> [AIM] Extract every line of the material that holds the string "chain".

> [STORED DATA]

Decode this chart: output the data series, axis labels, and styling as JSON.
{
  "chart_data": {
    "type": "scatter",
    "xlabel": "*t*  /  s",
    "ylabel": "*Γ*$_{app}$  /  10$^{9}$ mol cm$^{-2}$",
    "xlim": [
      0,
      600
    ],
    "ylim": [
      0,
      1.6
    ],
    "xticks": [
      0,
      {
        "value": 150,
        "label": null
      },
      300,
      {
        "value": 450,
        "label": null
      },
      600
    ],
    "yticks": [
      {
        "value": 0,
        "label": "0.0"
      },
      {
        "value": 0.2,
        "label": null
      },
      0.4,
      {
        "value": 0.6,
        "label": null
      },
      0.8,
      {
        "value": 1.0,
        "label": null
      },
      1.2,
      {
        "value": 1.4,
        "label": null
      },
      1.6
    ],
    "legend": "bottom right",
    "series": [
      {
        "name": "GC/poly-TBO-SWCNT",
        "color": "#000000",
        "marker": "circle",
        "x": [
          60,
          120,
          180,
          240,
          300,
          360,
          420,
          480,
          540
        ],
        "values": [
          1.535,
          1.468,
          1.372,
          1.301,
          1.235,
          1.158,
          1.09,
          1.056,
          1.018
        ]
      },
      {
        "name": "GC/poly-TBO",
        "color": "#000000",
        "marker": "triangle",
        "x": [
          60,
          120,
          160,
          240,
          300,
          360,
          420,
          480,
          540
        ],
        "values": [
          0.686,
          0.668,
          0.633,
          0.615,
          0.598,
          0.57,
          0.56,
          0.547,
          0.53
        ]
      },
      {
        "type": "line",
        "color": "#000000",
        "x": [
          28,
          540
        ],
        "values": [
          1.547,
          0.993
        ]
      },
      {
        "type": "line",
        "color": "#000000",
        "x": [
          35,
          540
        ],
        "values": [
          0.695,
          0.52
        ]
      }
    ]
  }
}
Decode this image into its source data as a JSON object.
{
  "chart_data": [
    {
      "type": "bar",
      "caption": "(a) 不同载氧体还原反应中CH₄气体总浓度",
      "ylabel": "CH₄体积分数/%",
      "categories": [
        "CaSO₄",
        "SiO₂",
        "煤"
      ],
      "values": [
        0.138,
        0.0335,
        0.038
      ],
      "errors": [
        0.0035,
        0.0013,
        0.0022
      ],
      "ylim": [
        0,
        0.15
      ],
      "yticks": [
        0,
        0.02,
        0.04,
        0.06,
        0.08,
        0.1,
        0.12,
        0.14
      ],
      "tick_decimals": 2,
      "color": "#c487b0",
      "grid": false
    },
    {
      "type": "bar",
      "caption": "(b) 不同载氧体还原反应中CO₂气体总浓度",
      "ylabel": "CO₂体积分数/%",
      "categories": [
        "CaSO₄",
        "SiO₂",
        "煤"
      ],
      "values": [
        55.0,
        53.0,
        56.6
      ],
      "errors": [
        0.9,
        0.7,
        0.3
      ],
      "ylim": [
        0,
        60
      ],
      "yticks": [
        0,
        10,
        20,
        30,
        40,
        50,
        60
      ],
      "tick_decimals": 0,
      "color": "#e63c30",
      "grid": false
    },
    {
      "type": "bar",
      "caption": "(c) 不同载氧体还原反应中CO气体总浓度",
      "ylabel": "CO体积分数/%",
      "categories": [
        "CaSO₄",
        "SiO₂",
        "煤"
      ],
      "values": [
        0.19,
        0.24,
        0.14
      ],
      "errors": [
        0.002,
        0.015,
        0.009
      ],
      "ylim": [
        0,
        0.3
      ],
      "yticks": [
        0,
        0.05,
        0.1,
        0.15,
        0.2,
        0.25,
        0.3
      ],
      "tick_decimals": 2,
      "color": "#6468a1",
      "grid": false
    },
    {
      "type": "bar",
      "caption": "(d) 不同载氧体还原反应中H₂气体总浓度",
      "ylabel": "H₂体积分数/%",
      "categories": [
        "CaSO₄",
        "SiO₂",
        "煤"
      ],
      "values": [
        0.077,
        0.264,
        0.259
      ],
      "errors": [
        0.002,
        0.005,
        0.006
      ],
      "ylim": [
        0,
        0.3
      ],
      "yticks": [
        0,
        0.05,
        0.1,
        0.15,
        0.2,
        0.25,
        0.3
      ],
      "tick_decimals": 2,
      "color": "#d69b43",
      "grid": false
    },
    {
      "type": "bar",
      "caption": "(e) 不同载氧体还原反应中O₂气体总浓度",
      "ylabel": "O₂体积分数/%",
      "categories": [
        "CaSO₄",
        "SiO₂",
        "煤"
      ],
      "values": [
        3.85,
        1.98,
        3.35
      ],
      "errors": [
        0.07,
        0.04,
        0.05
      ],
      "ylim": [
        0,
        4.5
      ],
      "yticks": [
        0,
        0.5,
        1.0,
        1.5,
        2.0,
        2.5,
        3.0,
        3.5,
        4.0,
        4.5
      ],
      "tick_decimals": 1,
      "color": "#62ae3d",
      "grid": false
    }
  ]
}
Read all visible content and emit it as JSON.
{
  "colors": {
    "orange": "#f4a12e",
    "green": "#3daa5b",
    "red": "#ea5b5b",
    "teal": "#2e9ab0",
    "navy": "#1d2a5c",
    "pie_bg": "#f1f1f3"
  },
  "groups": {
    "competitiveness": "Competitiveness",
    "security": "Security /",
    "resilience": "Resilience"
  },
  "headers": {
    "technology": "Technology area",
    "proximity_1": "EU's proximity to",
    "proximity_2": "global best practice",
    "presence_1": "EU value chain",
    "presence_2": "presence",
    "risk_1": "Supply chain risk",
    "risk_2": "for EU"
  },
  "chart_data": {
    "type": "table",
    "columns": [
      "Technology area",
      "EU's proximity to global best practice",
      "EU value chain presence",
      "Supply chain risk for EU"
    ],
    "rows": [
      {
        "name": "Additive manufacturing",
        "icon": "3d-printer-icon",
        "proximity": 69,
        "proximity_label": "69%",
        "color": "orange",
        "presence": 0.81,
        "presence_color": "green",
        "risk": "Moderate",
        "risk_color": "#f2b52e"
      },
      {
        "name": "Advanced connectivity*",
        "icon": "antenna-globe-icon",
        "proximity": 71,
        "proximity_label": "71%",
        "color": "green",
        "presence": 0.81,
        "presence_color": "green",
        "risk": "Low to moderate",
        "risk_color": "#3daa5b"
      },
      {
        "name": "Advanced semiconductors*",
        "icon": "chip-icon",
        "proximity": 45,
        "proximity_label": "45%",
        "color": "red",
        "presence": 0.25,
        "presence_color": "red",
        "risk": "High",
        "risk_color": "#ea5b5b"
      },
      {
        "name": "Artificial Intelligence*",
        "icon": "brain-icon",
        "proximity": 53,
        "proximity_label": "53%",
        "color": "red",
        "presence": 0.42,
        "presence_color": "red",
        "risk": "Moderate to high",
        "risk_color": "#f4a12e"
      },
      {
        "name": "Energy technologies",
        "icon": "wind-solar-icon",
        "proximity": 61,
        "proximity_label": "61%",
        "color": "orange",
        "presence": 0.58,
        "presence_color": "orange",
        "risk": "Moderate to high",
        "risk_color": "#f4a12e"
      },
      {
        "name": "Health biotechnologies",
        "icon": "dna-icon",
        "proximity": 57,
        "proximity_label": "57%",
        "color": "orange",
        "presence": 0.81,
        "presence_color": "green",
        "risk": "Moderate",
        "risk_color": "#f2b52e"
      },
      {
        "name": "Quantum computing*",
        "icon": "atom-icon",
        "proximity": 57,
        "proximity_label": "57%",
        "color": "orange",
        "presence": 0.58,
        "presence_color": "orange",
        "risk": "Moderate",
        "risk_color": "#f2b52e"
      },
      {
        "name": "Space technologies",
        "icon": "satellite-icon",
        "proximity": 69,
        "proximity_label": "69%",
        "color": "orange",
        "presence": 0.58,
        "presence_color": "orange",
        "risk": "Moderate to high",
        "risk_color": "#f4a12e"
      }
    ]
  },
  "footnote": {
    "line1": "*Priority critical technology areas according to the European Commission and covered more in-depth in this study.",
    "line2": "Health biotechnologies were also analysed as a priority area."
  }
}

> [TASK RESULT]
    "presence_1": "EU value chain",
    "risk_1": "Supply chain risk",
      "EU value chain presence",
      "Supply chain risk for EU"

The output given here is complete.